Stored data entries
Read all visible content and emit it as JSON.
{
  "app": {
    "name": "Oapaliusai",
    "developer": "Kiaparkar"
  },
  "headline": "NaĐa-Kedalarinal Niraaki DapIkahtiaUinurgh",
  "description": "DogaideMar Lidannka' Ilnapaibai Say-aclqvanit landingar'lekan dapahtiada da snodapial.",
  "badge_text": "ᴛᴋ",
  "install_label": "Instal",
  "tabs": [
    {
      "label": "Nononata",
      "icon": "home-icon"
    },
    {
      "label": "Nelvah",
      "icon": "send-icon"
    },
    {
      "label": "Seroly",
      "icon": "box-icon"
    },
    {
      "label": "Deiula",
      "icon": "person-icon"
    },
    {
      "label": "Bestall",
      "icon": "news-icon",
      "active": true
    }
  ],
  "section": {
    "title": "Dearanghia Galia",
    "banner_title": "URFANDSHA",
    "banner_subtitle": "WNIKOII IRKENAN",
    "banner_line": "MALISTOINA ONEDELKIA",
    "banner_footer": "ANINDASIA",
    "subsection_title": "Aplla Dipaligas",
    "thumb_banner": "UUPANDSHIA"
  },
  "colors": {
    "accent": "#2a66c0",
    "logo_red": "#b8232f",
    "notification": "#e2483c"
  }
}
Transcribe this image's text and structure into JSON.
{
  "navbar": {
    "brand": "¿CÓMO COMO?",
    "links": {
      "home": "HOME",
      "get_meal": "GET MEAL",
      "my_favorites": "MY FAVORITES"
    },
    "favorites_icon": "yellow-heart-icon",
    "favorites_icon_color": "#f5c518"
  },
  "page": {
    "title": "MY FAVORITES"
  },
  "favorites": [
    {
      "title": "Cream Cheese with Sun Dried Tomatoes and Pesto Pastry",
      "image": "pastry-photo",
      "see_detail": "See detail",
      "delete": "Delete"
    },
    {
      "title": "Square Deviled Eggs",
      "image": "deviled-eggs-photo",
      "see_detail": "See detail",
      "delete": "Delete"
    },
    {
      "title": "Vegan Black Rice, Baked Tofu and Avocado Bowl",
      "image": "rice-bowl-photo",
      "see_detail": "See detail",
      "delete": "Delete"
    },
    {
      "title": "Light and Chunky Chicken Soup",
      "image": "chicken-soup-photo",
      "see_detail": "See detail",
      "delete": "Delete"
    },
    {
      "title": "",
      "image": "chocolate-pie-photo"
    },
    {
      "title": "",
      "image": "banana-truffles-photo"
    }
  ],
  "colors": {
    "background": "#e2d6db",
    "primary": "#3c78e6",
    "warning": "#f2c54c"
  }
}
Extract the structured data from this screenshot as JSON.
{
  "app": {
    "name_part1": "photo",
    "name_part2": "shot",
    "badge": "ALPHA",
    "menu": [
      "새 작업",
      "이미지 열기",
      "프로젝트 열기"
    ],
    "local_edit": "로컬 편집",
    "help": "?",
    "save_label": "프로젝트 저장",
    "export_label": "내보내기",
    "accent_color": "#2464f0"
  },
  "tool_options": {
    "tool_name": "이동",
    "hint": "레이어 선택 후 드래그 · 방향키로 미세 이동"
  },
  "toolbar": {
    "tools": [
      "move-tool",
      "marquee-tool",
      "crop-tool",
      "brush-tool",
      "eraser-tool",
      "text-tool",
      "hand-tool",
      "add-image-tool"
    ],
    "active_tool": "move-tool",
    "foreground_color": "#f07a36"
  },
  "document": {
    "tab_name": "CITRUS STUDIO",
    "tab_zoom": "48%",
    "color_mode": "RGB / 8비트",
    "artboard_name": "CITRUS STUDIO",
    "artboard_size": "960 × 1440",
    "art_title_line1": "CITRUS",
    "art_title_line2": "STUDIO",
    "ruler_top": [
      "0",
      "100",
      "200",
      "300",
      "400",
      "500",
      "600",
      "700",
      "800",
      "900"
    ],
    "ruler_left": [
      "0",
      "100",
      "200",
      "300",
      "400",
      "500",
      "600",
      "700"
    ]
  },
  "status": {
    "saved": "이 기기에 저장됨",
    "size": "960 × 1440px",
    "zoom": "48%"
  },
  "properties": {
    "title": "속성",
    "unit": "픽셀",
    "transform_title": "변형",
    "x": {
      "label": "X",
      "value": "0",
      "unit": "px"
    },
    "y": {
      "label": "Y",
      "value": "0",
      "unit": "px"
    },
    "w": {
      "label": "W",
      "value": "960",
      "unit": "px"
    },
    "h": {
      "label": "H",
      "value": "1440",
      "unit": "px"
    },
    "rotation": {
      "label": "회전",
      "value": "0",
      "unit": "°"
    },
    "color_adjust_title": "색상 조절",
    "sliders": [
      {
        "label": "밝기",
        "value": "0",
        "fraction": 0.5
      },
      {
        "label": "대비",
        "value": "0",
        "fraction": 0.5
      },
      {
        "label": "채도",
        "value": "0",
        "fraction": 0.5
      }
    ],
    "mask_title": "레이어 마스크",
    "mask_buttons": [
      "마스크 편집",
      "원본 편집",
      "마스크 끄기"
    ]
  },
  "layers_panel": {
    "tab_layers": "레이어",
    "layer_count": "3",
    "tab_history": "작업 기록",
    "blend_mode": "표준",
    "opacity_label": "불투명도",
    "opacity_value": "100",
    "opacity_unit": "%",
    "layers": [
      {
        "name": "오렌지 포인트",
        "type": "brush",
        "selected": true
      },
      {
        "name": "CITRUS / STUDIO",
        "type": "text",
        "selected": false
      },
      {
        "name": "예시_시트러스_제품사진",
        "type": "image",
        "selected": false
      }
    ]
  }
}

* **What this task involves**:
Go back to the listing above and please repeat it exactly.

* **Task answer**:
Read all visible content and emit it as JSON.
{
  "app": {
    "name": "Oapaliusai",
    "developer": "Kiaparkar"
  },
  "headline": "NaĐa-Kedalarinal Niraaki DapIkahtiaUinurgh",
  "description": "DogaideMar Lidannka' Ilnapaibai Say-aclqvanit landingar'lekan dapahtiada da snodapial.",
  "badge_text": "ᴛᴋ",
  "install_label": "Instal",
  "tabs": [
    {
      "label": "Nononata",
      "icon": "home-icon"
    },
    {
      "label": "Nelvah",
      "icon": "send-icon"
    },
    {
      "label": "Seroly",
      "icon": "box-icon"
    },
    {
      "label": "Deiula",
      "icon": "person-icon"
    },
    {
      "label": "Bestall",
      "icon": "news-icon",
      "active": true
    }
  ],
  "section": {
    "title": "Dearanghia Galia",
    "banner_title": "URFANDSHA",
    "banner_subtitle": "WNIKOII IRKENAN",
    "banner_line": "MALISTOINA ONEDELKIA",
    "banner_footer": "ANINDASIA",
    "subsection_title": "Aplla Dipaligas",
    "thumb_banner": "UUPANDSHIA"
  },
  "colors": {
    "accent": "#2a66c0",
    "logo_red": "#b8232f",
    "notification": "#e2483c"
  }
}
Transcribe this image's text and structure into JSON.
{
  "navbar": {
    "brand": "¿CÓMO COMO?",
    "links": {
      "home": "HOME",
      "get_meal": "GET MEAL",
      "my_favorites": "MY FAVORITES"
    },
    "favorites_icon": "yellow-heart-icon",
    "favorites_icon_color": "#f5c518"
  },
  "page": {
    "title": "MY FAVORITES"
  },
  "favorites": [
    {
      "title": "Cream Cheese with Sun Dried Tomatoes and Pesto Pastry",
      "image": "pastry-photo",
      "see_detail": "See detail",
      "delete": "Delete"
    },
    {
      "title": "Square Deviled Eggs",
      "image": "deviled-eggs-photo",
      "see_detail": "See detail",
      "delete": "Delete"
    },
    {
      "title": "Vegan Black Rice, Baked Tofu and Avocado Bowl",
      "image": "rice-bowl-photo",
      "see_detail": "See detail",
      "delete": "Delete"
    },
    {
      "title": "Light and Chunky Chicken Soup",
      "image": "chicken-soup-photo",
      "see_detail": "See detail",
      "delete": "Delete"
    },
    {
      "title": "",
      "image": "chocolate-pie-photo"
    },
    {
      "title": "",
      "image": "banana-truffles-photo"
    }
  ],
  "colors": {
    "background": "#e2d6db",
    "primary": "#3c78e6",
    "warning": "#f2c54c"
  }
}
Extract the structured data from this screenshot as JSON.
{
  "app": {
    "name_part1": "photo",
    "name_part2": "shot",
    "badge": "ALPHA",
    "menu": [
      "새 작업",
      "이미지 열기",
      "프로젝트 열기"
    ],
    "local_edit": "로컬 편집",
    "help": "?",
    "save_label": "프로젝트 저장",
    "export_label": "내보내기",
    "accent_color": "#2464f0"
  },
  "tool_options": {
    "tool_name": "이동",
    "hint": "레이어 선택 후 드래그 · 방향키로 미세 이동"
  },
  "toolbar": {
    "tools": [
      "move-tool",
      "marquee-tool",
      "crop-tool",
      "brush-tool",
      "eraser-tool",
      "text-tool",
      "hand-tool",
      "add-image-tool"
    ],
    "active_tool": "move-tool",
    "foreground_color": "#f07a36"
  },
  "document": {
    "tab_name": "CITRUS STUDIO",
    "tab_zoom": "48%",
    "color_mode": "RGB / 8비트",
    "artboard_name": "CITRUS STUDIO",
    "artboard_size": "960 × 1440",
    "art_title_line1": "CITRUS",
    "art_title_line2": "STUDIO",
    "ruler_top": [
      "0",
      "100",
      "200",
      "300",
      "400",
      "500",
      "600",
      "700",
      "800",
      "900"
    ],
    "ruler_left": [
      "0",
      "100",
      "200",
      "300",
      "400",
      "500",
      "600",
      "700"
    ]
  },
  "status": {
    "saved": "이 기기에 저장됨",
    "size": "960 × 1440px",
    "zoom": "48%"
  },
  "properties": {
    "title": "속성",
    "unit": "픽셀",
    "transform_title": "변형",
    "x": {
      "label": "X",
      "value": "0",
      "unit": "px"
    },
    "y": {
      "label": "Y",
      "value": "0",
      "unit": "px"
    },
    "w": {
      "label": "W",
      "value": "960",
      "unit": "px"
    },
    "h": {
      "label": "H",
      "value": "1440",
      "unit": "px"
    },
    "rotation": {
      "label": "회전",
      "value": "0",
      "unit": "°"
    },
    "color_adjust_title": "색상 조절",
    "sliders": [
      {
        "label": "밝기",
        "value": "0",
        "fraction": 0.5
      },
      {
        "label": "대비",
        "value": "0",
        "fraction": 0.5
      },
      {
        "label": "채도",
        "value": "0",
        "fraction": 0.5
      }
    ],
    "mask_title": "레이어 마스크",
    "mask_buttons": [
      "마스크 편집",
      "원본 편집",
      "마스크 끄기"
    ]
  },
  "layers_panel": {
    "tab_layers": "레이어",
    "layer_count": "3",
    "tab_history": "작업 기록",
    "blend_mode": "표준",
    "opacity_label": "불투명도",
    "opacity_value": "100",
    "opacity_unit": "%",
    "layers": [
      {
        "name": "오렌지 포인트",
        "type": "brush",
        "selected": true
      },
      {
        "name": "CITRUS / STUDIO",
        "type": "text",
        "selected": false
      },
      {
        "name": "예시_시트러스_제품사진",
        "type": "image",
        "selected": false
      }
    ]
  }
}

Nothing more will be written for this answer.